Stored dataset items
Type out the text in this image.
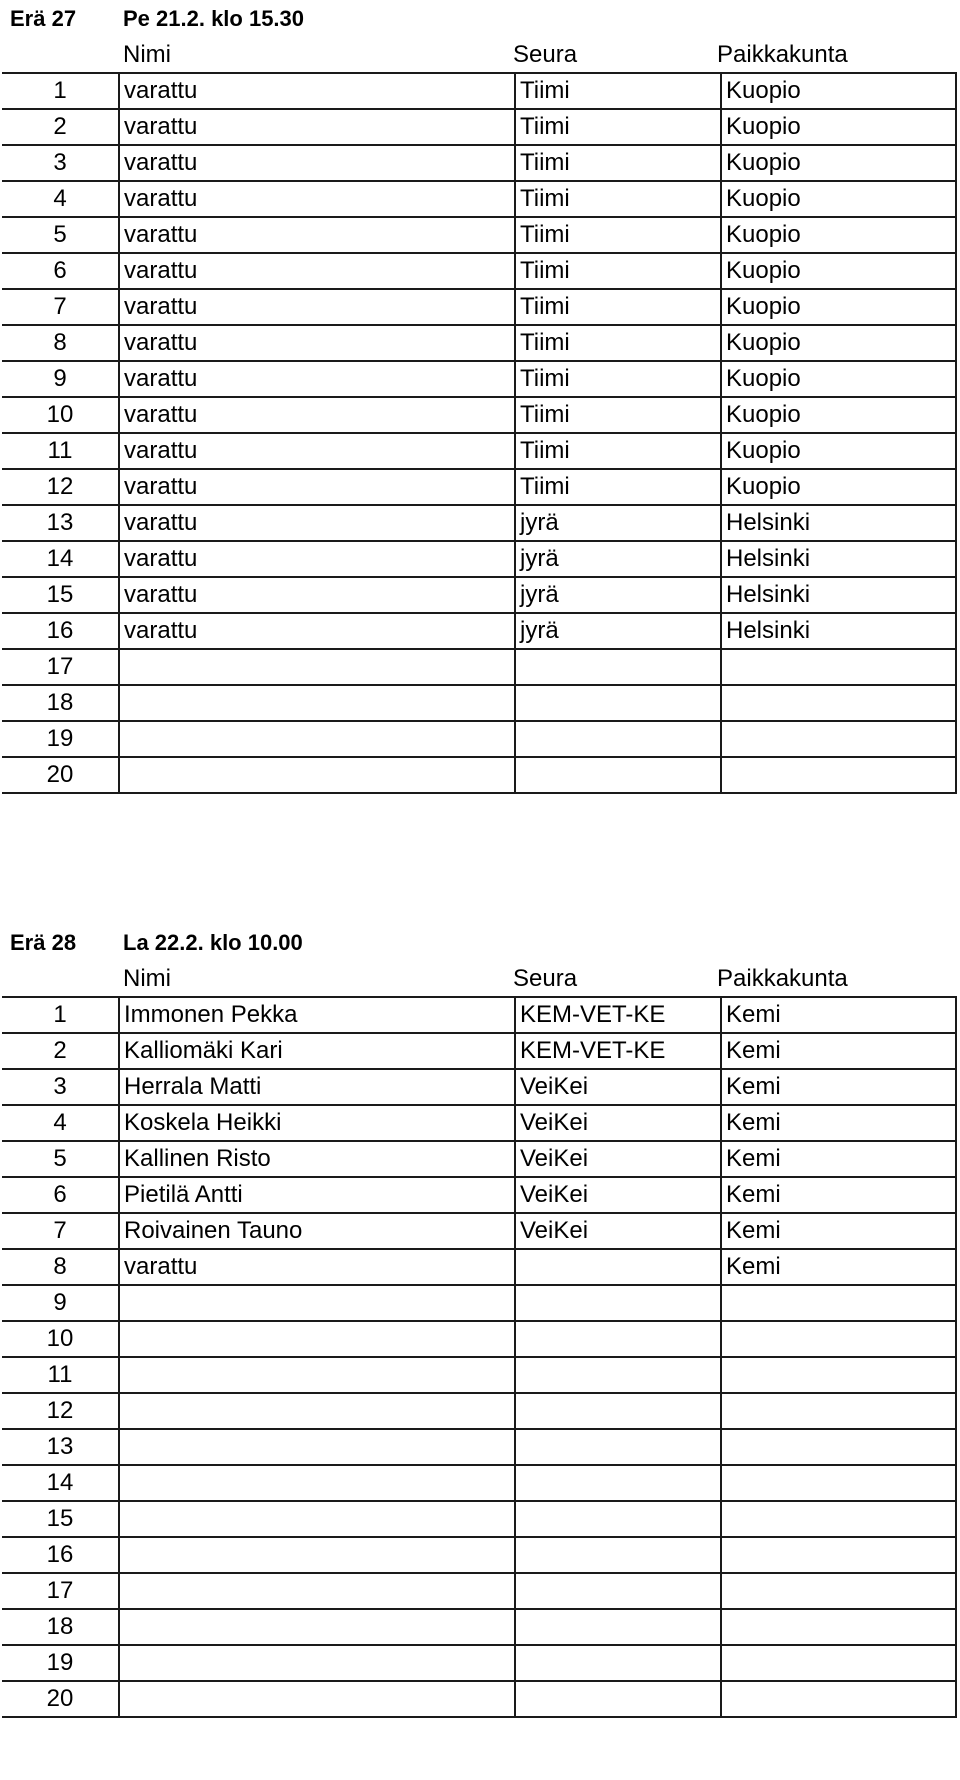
Erä 27 Pe 21.2. klo 15.30
Nimi	Seura	Paikkakunta
1	varattu	Tiimi	Kuopio
2	varattu	Tiimi	Kuopio
3	varattu	Tiimi	Kuopio
4	varattu	Tiimi	Kuopio
5	varattu	Tiimi	Kuopio
6	varattu	Tiimi	Kuopio
7	varattu	Tiimi	Kuopio
8	varattu	Tiimi	Kuopio
9	varattu	Tiimi	Kuopio
10	varattu	Tiimi	Kuopio
11	varattu	Tiimi	Kuopio
12	varattu	Tiimi	Kuopio
13	varattu	jyrä	Helsinki
14	varattu	jyrä	Helsinki
15	varattu	jyrä	Helsinki
16	varattu	jyrä	Helsinki
17			
18			
19			
20			
Erä 28 La 22.2. klo 10.00
Nimi	Seura	Paikkakunta
1	Immonen Pekka	KEM-VET-KE	Kemi
2	Kalliomäki Kari	KEM-VET-KE	Kemi
3	Herrala Matti	VeiKei	Kemi
4	Koskela Heikki	VeiKei	Kemi
5	Kallinen Risto	VeiKei	Kemi
6	Pietilä Antti	VeiKei	Kemi
7	Roivainen Tauno	VeiKei	Kemi
8	varattu		Kemi
9			
10			
11			
12			
13			
14			
15			
16			
17			
18			
19			
20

### EXERCISE AIM
Which lines contain "Kuopio"? Show each of them.

### ANSWER TO THIS TASK
1	varattu	Tiimi	Kuopio
2	varattu	Tiimi	Kuopio
3	varattu	Tiimi	Kuopio
4	varattu	Tiimi	Kuopio
5	varattu	Tiimi	Kuopio
6	varattu	Tiimi	Kuopio
7	varattu	Tiimi	Kuopio
8	varattu	Tiimi	Kuopio
9	varattu	Tiimi	Kuopio
10	varattu	Tiimi	Kuopio
11	varattu	Tiimi	Kuopio
12	varattu	Tiimi	Kuopio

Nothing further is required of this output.